Provided data:
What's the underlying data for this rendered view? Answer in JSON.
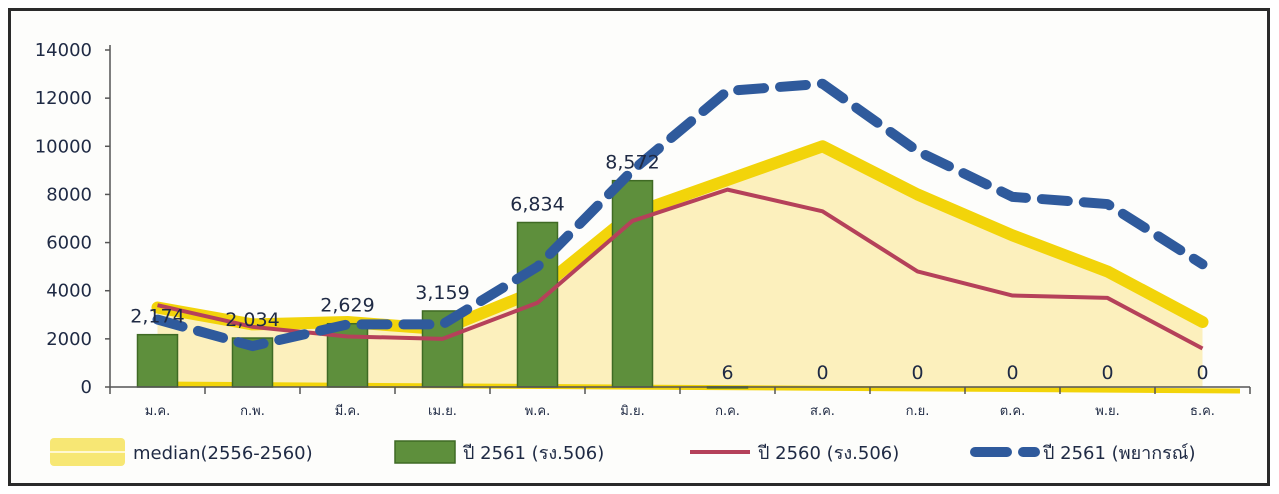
{
  "chart_data": {
    "type": "bar",
    "title": "",
    "xlabel": "",
    "ylabel": "",
    "ylim": [
      0,
      14000
    ],
    "yticks": [
      "0",
      "2000",
      "4000",
      "6000",
      "8000",
      "10000",
      "12000",
      "14000"
    ],
    "categories": [
      "ม.ค.",
      "ก.พ.",
      "มี.ค.",
      "เม.ย.",
      "พ.ค.",
      "มิ.ย.",
      "ก.ค.",
      "ส.ค.",
      "ก.ย.",
      "ต.ค.",
      "พ.ย.",
      "ธ.ค."
    ],
    "grid": false,
    "legend_position": "bottom",
    "series": [
      {
        "name": "median(2556-2560)",
        "kind": "area",
        "color": "#f2d40a",
        "values": [
          3300,
          2600,
          2700,
          2400,
          4000,
          7200,
          8600,
          10000,
          8000,
          6300,
          4800,
          2700
        ]
      },
      {
        "name": "ปี 2561 (รง.506)",
        "kind": "bar",
        "color": "#5e8f3c",
        "values": [
          2174,
          2034,
          2629,
          3159,
          6834,
          8572,
          6,
          0,
          0,
          0,
          0,
          0
        ],
        "labels": [
          "2,174",
          "2,034",
          "2,629",
          "3,159",
          "6,834",
          "8,572",
          "6",
          "0",
          "0",
          "0",
          "0",
          "0"
        ]
      },
      {
        "name": "ปี 2560 (รง.506)",
        "kind": "line",
        "color": "#b5415a",
        "values": [
          3400,
          2500,
          2100,
          2000,
          3500,
          6900,
          8200,
          7300,
          4800,
          3800,
          3700,
          1600
        ]
      },
      {
        "name": "ปี 2561 (พยากรณ์)",
        "kind": "dashed-line",
        "color": "#2f5a9c",
        "values": [
          2800,
          1700,
          2600,
          2600,
          5000,
          9000,
          12300,
          12600,
          9800,
          7900,
          7600,
          5100
        ]
      }
    ]
  }
}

Directions:
Write out each line again precisely as it appears, skipping every picture.

Solution to the exercise:
What's the underlying data for this rendered view? Answer in JSON.
{
  "chart_data": {
    "type": "bar",
    "title": "",
    "xlabel": "",
    "ylabel": "",
    "ylim": [
      0,
      14000
    ],
    "yticks": [
      "0",
      "2000",
      "4000",
      "6000",
      "8000",
      "10000",
      "12000",
      "14000"
    ],
    "categories": [
      "ม.ค.",
      "ก.พ.",
      "มี.ค.",
      "เม.ย.",
      "พ.ค.",
      "มิ.ย.",
      "ก.ค.",
      "ส.ค.",
      "ก.ย.",
      "ต.ค.",
      "พ.ย.",
      "ธ.ค."
    ],
    "grid": false,
    "legend_position": "bottom",
    "series": [
      {
        "name": "median(2556-2560)",
        "kind": "area",
        "color": "#f2d40a",
        "values": [
          3300,
          2600,
          2700,
          2400,
          4000,
          7200,
          8600,
          10000,
          8000,
          6300,
          4800,
          2700
        ]
      },
      {
        "name": "ปี 2561 (รง.506)",
        "kind": "bar",
        "color": "#5e8f3c",
        "values": [
          2174,
          2034,
          2629,
          3159,
          6834,
          8572,
          6,
          0,
          0,
          0,
          0,
          0
        ],
        "labels": [
          "2,174",
          "2,034",
          "2,629",
          "3,159",
          "6,834",
          "8,572",
          "6",
          "0",
          "0",
          "0",
          "0",
          "0"
        ]
      },
      {
        "name": "ปี 2560 (รง.506)",
        "kind": "line",
        "color": "#b5415a",
        "values": [
          3400,
          2500,
          2100,
          2000,
          3500,
          6900,
          8200,
          7300,
          4800,
          3800,
          3700,
          1600
        ]
      },
      {
        "name": "ปี 2561 (พยากรณ์)",
        "kind": "dashed-line",
        "color": "#2f5a9c",
        "values": [
          2800,
          1700,
          2600,
          2600,
          5000,
          9000,
          12300,
          12600,
          9800,
          7900,
          7600,
          5100
        ]
      }
    ]
  }
}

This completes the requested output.